Records that describe figures

▬▬▬▬▬▬▬▬▬▬

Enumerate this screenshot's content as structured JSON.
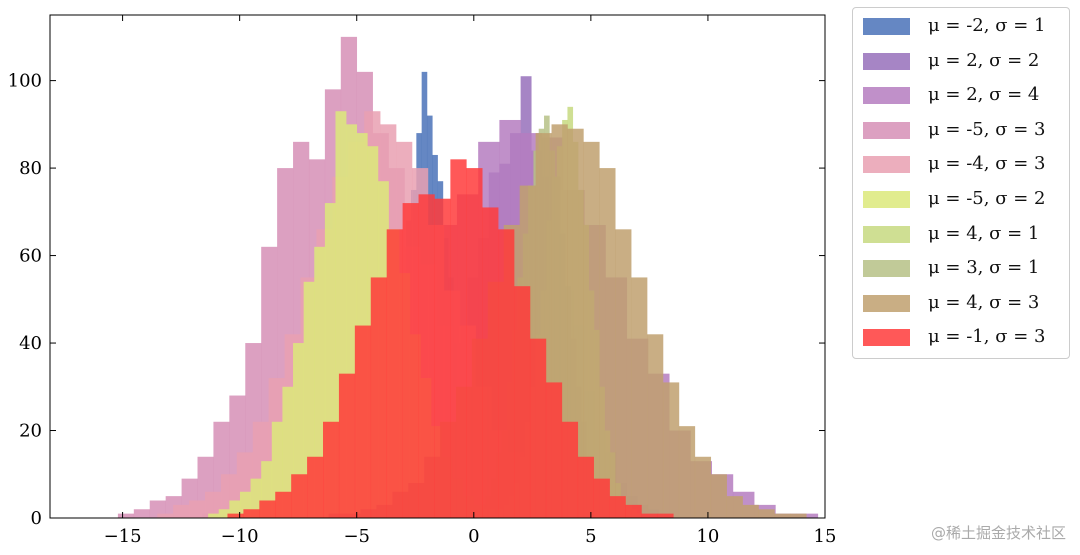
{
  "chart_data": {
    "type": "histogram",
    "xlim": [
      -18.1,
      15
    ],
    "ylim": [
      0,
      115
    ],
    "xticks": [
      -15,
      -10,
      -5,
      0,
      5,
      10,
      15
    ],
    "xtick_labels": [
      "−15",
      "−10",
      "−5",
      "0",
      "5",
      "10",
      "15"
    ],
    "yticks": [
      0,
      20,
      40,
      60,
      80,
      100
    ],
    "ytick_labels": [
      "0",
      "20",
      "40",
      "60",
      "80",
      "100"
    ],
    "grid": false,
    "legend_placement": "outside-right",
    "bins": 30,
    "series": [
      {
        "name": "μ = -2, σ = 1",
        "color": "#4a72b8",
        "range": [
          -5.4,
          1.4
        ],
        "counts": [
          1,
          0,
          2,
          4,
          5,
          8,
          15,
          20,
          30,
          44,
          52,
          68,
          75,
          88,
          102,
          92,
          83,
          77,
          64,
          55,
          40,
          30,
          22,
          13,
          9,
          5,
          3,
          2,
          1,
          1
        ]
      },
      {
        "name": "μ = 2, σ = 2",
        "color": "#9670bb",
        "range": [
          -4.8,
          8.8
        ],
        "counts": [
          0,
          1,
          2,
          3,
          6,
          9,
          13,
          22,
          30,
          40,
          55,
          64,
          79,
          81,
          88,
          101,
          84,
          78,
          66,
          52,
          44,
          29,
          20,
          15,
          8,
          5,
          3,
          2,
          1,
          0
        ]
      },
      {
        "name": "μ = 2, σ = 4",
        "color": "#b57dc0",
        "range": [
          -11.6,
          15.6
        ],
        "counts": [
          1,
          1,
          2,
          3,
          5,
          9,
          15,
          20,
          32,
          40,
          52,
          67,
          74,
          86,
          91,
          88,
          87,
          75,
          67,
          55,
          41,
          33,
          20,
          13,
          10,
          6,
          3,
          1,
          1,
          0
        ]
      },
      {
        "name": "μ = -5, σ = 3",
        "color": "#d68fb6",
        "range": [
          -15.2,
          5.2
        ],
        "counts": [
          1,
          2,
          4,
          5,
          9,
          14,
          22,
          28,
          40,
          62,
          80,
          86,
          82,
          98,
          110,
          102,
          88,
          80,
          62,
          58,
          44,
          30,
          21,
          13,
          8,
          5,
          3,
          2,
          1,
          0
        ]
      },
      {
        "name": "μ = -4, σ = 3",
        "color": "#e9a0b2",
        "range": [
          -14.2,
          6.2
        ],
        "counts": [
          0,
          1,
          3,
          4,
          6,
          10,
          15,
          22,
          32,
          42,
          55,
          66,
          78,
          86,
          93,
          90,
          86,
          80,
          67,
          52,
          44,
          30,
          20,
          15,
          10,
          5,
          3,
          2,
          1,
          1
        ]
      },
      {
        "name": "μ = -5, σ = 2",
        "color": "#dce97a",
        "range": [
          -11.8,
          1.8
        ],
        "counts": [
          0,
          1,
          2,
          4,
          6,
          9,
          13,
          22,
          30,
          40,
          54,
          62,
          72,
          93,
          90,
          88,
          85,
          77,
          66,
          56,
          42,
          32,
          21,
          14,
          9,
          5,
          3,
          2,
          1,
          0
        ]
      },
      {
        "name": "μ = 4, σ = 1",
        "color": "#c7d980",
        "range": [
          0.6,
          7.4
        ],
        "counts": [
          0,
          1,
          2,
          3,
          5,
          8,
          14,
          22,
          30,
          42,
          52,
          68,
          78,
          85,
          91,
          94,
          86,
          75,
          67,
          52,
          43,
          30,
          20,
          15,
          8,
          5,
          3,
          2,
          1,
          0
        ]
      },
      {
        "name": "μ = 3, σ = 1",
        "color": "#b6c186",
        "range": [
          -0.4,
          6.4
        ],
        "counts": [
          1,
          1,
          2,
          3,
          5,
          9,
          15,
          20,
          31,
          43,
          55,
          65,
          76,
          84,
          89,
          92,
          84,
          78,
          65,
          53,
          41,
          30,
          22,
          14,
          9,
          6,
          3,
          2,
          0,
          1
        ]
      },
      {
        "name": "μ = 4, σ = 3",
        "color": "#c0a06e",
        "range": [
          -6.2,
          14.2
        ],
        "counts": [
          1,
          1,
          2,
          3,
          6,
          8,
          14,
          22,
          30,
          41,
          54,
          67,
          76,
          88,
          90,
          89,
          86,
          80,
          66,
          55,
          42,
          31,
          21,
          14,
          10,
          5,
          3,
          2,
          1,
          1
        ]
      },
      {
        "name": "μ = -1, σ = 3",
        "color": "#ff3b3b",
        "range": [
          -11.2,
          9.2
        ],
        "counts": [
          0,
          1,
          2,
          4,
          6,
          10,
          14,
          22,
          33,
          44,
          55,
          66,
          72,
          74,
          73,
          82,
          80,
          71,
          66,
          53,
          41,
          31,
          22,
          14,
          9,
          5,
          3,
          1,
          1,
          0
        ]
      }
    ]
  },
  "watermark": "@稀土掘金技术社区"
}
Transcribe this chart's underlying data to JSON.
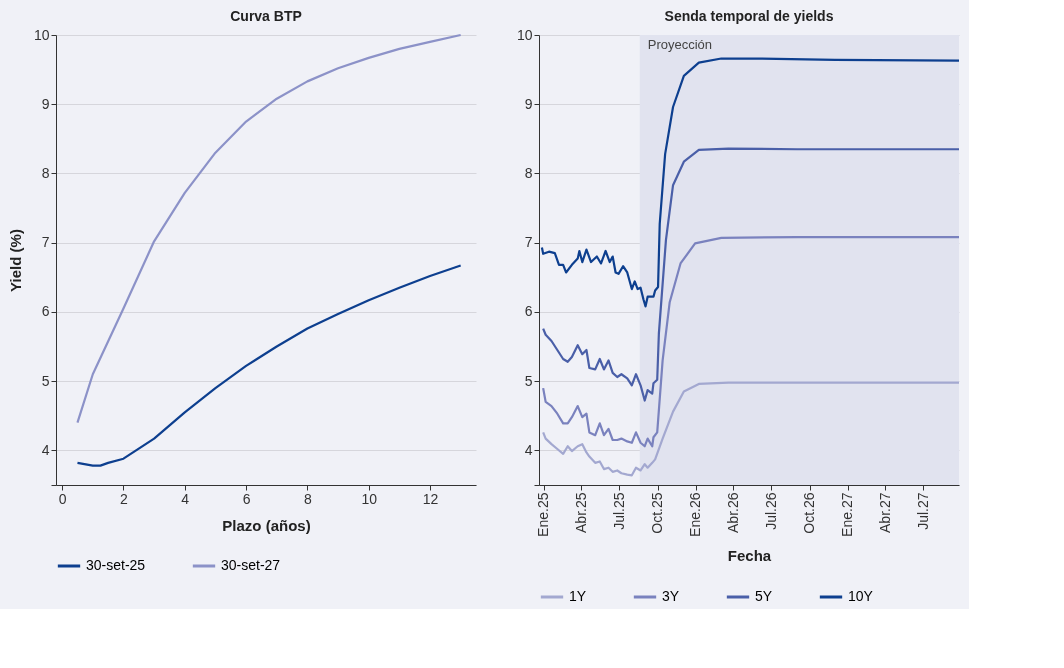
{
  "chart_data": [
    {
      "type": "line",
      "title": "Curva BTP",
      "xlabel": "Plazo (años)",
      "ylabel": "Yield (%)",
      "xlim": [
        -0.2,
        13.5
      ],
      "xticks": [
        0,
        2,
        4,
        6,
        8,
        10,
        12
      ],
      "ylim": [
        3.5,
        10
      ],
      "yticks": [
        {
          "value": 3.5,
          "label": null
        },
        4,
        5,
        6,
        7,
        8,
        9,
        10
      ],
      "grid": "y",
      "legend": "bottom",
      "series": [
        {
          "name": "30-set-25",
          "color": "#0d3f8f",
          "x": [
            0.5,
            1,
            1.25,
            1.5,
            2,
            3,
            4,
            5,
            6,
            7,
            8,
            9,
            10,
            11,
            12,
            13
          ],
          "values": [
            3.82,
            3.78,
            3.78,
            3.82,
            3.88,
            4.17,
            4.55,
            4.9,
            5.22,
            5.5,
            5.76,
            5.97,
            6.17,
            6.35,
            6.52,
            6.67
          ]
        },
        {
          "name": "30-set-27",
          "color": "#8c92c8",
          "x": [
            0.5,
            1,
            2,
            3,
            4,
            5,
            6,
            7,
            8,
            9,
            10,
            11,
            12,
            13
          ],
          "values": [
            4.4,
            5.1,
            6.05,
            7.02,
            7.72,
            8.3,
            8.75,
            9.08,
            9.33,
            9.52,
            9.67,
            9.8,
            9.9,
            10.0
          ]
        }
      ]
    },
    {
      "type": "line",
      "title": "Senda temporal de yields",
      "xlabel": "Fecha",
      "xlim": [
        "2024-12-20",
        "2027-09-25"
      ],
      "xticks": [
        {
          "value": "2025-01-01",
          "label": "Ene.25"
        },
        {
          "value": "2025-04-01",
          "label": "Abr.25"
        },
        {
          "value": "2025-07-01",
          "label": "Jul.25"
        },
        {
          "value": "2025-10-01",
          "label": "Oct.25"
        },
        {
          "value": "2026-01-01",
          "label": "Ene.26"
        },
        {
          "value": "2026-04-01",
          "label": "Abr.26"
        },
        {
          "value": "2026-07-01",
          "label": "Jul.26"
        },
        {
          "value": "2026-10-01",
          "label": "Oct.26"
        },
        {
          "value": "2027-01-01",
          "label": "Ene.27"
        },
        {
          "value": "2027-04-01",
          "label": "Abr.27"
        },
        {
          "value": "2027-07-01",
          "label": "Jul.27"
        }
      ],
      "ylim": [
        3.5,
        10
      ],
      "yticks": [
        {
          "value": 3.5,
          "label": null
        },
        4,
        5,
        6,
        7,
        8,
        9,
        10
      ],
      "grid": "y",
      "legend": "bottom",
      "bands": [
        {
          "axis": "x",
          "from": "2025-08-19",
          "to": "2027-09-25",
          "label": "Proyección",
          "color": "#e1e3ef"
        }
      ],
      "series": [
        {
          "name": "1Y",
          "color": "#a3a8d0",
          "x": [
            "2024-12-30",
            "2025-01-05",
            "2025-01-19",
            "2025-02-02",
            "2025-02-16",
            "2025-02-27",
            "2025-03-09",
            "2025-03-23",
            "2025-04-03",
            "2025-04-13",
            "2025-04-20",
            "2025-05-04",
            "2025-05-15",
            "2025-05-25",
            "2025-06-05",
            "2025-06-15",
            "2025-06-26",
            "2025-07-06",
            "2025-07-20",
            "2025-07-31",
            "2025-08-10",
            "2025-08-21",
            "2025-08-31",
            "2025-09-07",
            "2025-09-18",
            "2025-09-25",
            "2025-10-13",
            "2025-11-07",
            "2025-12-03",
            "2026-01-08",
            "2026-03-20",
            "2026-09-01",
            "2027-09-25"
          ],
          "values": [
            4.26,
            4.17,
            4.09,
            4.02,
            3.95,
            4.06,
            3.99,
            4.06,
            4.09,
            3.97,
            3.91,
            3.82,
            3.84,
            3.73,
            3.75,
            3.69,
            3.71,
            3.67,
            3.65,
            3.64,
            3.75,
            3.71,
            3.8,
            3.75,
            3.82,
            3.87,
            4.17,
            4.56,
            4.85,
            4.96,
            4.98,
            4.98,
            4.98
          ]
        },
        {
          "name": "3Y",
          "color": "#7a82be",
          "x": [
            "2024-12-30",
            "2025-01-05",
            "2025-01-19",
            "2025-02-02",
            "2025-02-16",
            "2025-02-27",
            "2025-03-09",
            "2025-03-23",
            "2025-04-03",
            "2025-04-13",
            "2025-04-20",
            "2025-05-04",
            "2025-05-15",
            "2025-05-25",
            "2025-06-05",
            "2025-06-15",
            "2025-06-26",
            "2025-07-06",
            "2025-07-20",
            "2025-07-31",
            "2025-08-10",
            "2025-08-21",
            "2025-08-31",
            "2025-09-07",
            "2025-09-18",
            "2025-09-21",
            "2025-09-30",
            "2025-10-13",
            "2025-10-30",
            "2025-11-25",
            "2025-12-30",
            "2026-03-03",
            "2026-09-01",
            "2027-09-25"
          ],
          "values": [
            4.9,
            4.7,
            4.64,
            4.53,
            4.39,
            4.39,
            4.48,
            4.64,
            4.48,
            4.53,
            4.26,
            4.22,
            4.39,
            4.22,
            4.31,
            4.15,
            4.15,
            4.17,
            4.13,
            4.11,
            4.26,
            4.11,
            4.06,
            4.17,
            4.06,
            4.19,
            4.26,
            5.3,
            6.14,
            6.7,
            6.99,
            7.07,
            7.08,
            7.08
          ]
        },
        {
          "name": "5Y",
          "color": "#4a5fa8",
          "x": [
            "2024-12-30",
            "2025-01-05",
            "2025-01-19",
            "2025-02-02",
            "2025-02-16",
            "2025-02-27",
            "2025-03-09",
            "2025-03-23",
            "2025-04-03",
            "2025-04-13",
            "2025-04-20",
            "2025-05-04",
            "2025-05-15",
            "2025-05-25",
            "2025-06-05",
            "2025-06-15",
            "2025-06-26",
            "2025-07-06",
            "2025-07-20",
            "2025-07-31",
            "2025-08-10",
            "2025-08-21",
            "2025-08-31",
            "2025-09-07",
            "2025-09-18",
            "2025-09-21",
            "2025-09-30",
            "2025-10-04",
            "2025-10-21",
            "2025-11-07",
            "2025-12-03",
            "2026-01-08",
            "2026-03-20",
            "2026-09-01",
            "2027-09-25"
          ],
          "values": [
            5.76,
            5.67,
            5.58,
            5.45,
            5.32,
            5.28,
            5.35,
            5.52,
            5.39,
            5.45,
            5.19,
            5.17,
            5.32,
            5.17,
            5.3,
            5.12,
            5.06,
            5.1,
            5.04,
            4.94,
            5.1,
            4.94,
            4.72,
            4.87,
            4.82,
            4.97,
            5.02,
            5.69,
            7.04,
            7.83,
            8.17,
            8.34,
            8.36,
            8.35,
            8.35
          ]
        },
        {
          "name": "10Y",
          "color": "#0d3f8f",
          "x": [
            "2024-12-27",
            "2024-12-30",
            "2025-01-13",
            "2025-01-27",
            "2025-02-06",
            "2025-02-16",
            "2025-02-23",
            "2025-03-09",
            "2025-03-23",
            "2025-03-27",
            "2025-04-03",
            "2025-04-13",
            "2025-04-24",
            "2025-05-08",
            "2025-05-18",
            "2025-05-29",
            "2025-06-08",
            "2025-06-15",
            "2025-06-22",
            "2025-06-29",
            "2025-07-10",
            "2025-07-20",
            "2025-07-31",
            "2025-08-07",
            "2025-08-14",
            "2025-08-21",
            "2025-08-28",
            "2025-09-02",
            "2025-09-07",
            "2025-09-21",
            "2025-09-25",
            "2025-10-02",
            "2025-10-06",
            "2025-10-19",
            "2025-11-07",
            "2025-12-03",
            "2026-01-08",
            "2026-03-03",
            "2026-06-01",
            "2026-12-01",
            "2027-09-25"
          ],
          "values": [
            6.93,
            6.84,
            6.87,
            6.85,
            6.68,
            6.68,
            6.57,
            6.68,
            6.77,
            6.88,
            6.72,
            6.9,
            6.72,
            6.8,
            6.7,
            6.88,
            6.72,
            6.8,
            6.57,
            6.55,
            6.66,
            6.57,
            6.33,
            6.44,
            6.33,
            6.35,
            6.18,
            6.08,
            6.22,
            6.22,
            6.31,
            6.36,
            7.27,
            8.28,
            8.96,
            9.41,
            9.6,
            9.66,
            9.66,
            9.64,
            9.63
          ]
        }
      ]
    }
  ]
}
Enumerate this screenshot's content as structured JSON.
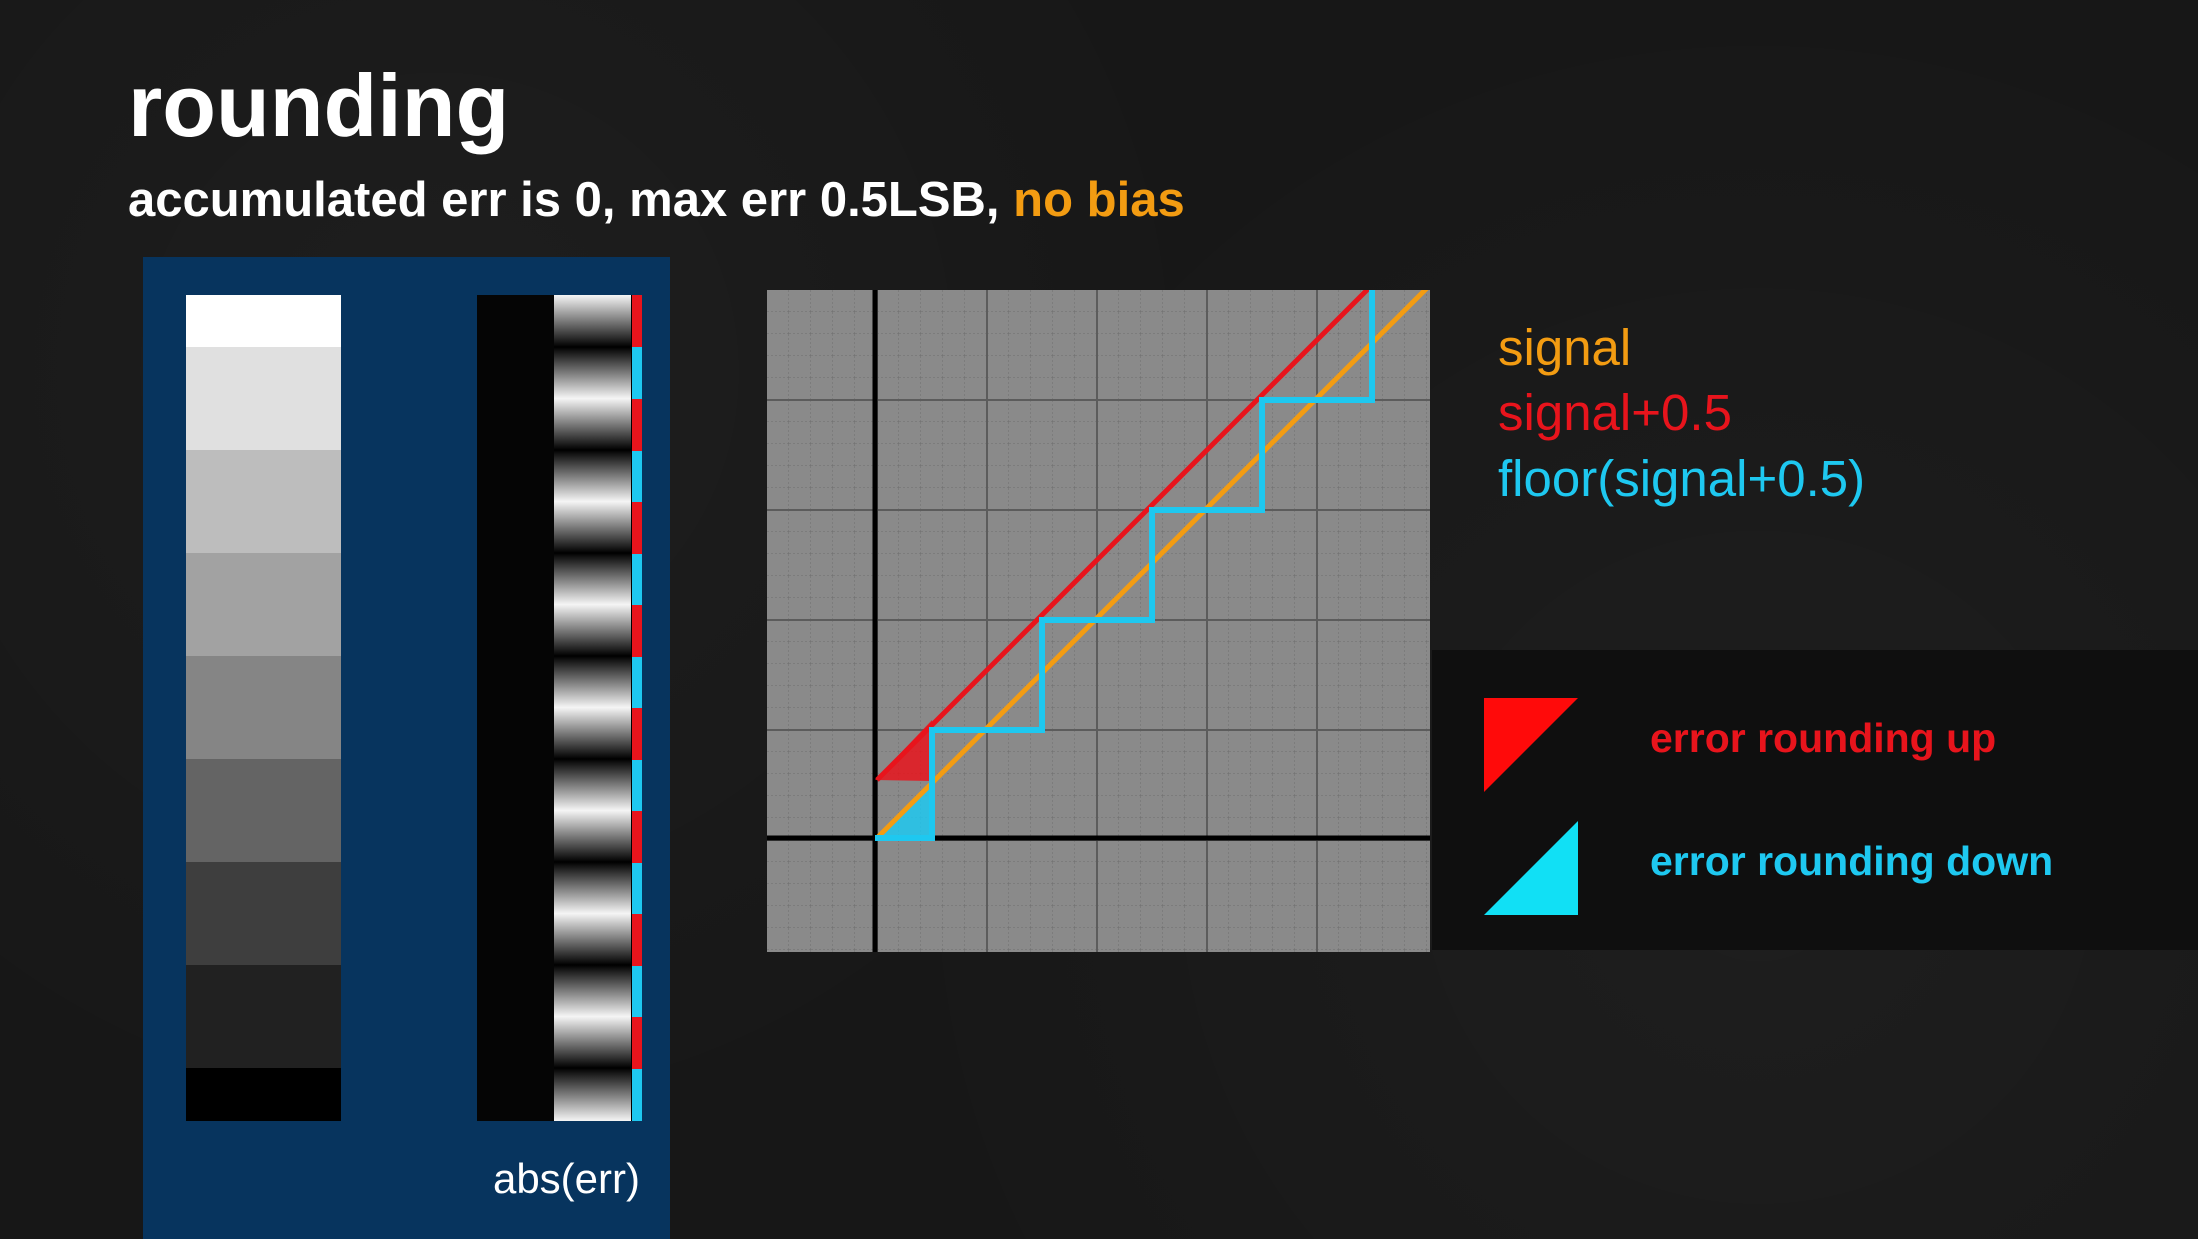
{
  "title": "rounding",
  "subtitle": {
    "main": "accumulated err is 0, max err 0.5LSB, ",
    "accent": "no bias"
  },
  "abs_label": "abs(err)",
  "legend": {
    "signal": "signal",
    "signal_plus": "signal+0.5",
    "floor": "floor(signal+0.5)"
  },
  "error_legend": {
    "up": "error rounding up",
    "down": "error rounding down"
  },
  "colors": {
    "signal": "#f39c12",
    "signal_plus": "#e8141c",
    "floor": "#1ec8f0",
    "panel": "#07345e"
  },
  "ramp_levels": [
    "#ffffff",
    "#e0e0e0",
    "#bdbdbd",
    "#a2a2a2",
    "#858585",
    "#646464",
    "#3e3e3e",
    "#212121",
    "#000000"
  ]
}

▬▬▬▬▬▬▬▬▬▬

From the data above, copy each line that holds "rounding".

= WRITTEN REPLY =
  "title": "rounding",
    "up": "error rounding up",
    "down": "error rounding down"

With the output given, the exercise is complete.